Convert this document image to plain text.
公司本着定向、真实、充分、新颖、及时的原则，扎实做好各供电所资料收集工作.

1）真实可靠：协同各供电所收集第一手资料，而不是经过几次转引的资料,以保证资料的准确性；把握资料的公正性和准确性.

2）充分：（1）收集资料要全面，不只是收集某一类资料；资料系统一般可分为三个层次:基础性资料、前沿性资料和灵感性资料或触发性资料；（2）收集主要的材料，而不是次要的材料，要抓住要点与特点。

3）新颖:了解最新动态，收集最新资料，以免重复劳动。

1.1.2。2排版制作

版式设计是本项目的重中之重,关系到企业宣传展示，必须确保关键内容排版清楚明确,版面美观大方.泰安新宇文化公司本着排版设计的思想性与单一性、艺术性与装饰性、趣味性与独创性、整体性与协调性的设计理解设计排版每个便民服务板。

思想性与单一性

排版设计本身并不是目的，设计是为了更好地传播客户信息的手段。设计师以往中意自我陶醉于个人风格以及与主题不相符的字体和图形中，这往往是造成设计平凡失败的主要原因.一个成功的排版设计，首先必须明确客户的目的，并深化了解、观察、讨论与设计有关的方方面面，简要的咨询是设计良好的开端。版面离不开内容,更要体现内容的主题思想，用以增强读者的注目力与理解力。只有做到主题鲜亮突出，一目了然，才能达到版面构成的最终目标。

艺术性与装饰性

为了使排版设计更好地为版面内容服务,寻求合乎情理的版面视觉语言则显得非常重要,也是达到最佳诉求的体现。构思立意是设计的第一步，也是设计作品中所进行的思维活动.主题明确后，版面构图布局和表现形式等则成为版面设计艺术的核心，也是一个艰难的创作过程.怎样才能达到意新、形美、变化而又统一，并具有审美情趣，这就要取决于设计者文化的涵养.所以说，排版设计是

....

#### Problem requirements:
Pull out every line in the data above that has the word "艺术性与装饰性".

#### Expected answer:
版式设计是本项目的重中之重,关系到企业宣传展示，必须确保关键内容排版清楚明确,版面美观大方.泰安新宇文化公司本着排版设计的思想性与单一性、艺术性与装饰性、趣味性与独创性、整体性与协调性的设计理解设计排版每个便民服务板。
艺术性与装饰性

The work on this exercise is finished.